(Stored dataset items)
---*---
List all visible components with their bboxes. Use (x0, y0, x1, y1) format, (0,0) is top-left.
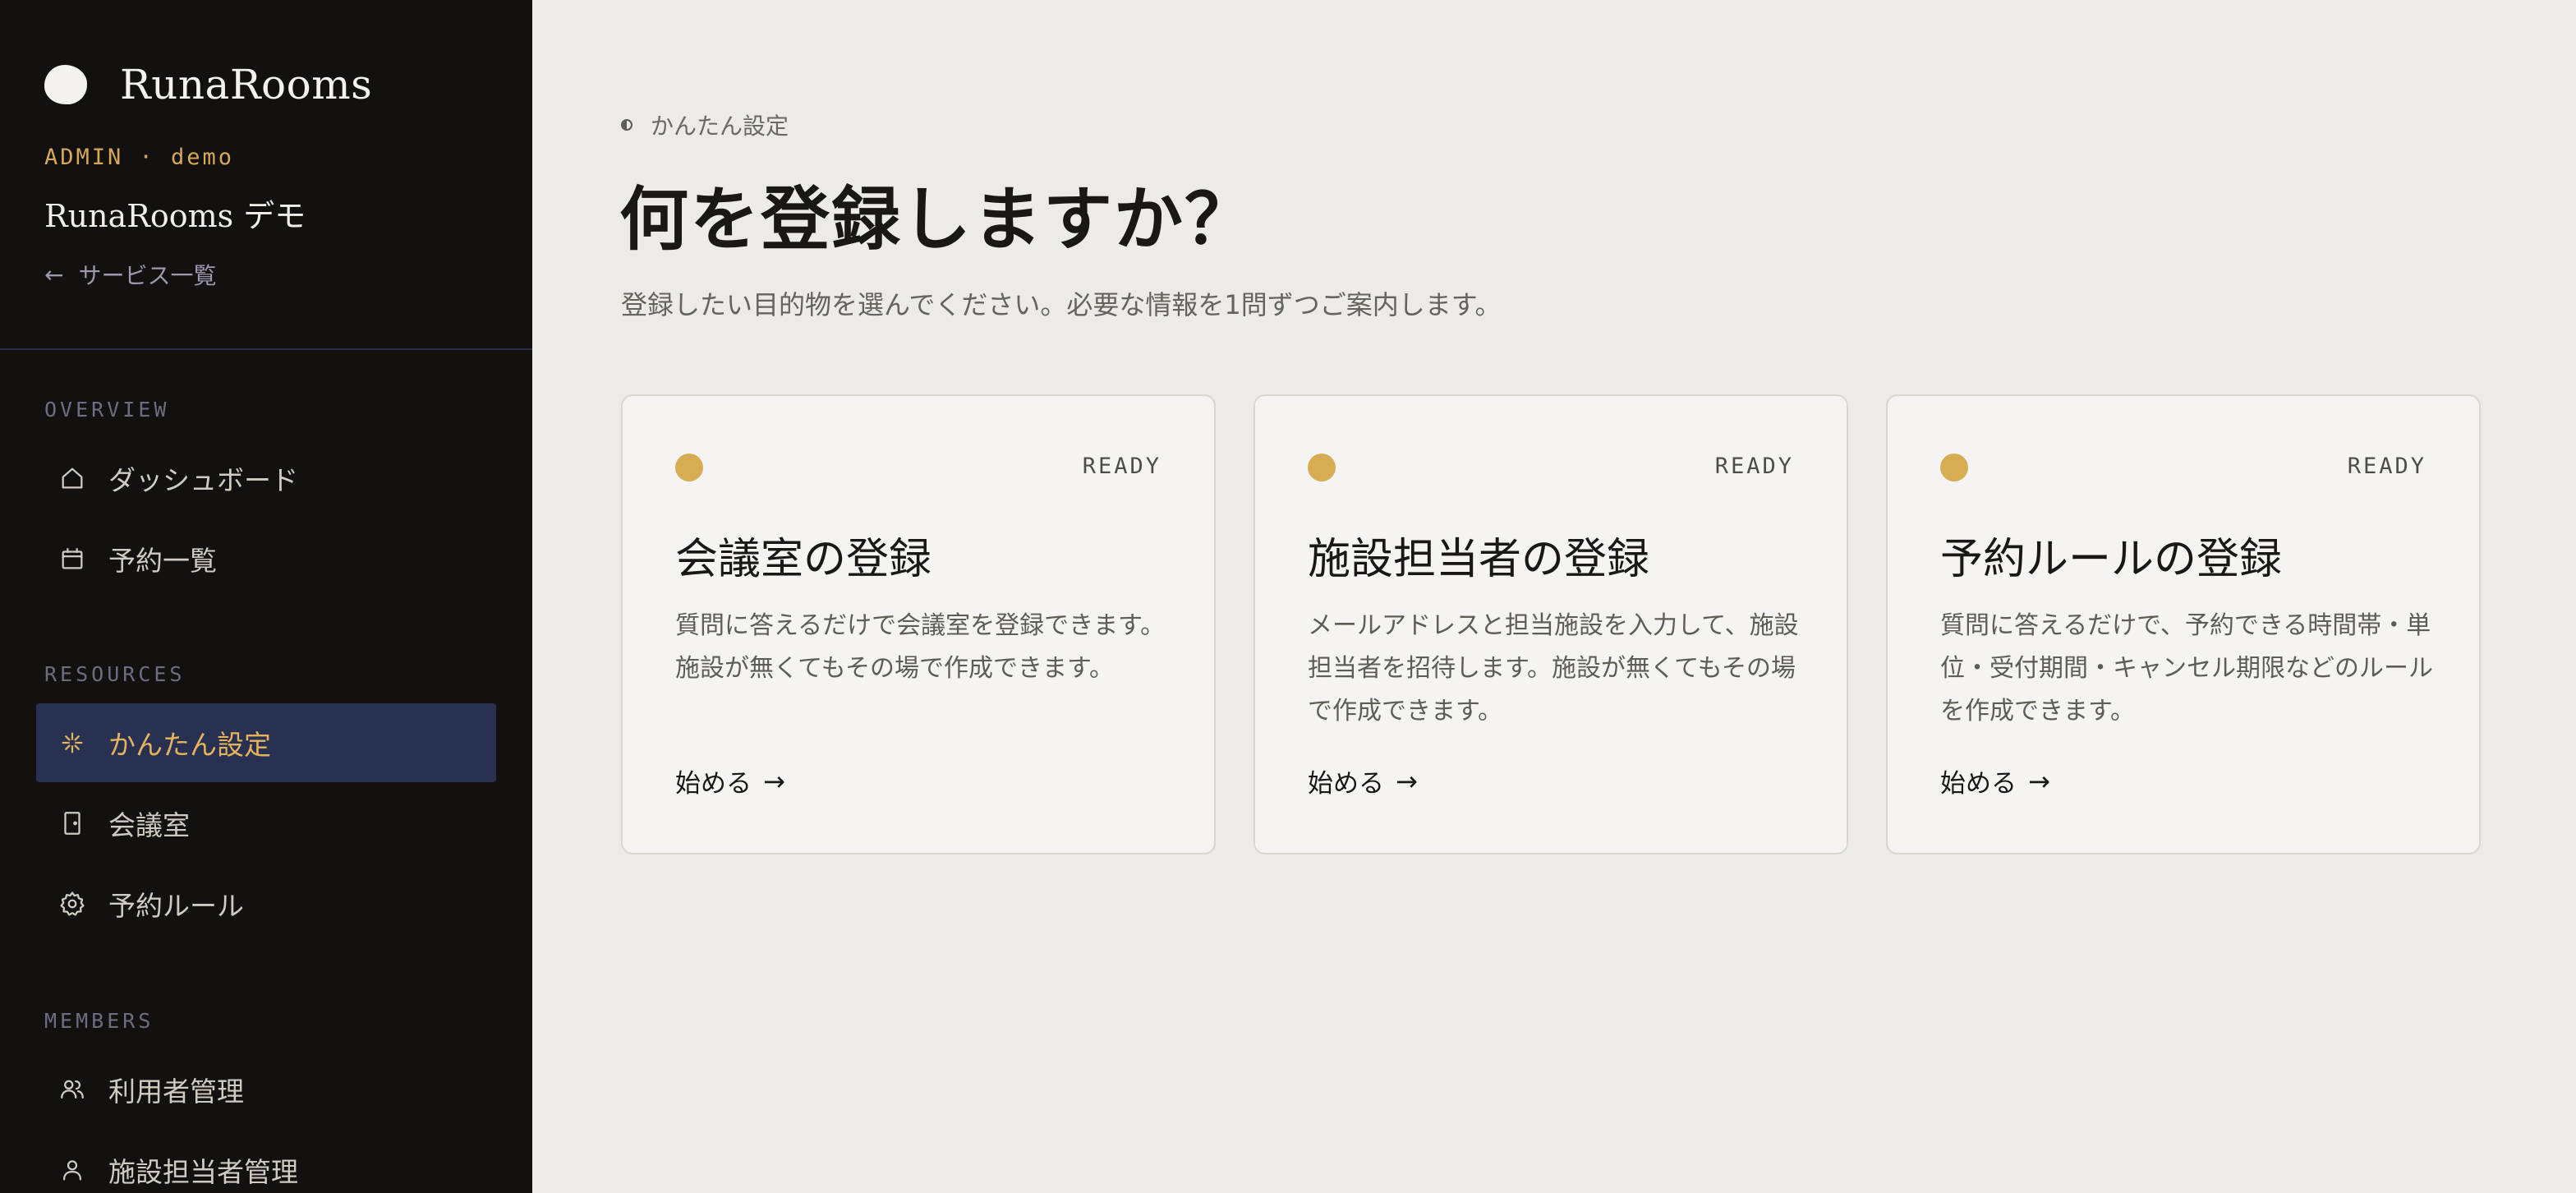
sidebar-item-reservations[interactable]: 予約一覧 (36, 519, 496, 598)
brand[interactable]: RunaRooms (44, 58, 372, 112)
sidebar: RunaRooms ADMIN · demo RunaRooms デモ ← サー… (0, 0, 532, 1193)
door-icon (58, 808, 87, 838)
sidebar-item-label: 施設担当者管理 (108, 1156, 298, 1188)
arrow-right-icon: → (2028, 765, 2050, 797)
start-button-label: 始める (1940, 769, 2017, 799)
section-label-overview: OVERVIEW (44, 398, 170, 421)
---*---
Exercise description: Substitute "interface elements" for "components" throughout the lines above and reproduce them with nothing else altered. Omit the pictures from your answer.

The output:
List all visible interface elements with their bboxes. Use (x0, y0, x1, y1) format, (0,0) is top-left.
sidebar-item-reservations[interactable]: 予約一覧 (36, 519, 496, 598)
brand[interactable]: RunaRooms (44, 58, 372, 112)
sidebar: RunaRooms ADMIN · demo RunaRooms デモ ← サー… (0, 0, 532, 1193)
door-icon (58, 808, 87, 838)
sidebar-item-label: 施設担当者管理 (108, 1156, 298, 1188)
arrow-right-icon: → (2028, 765, 2050, 797)
start-button-label: 始める (1940, 769, 2017, 799)
section-label-overview: OVERVIEW (44, 398, 170, 421)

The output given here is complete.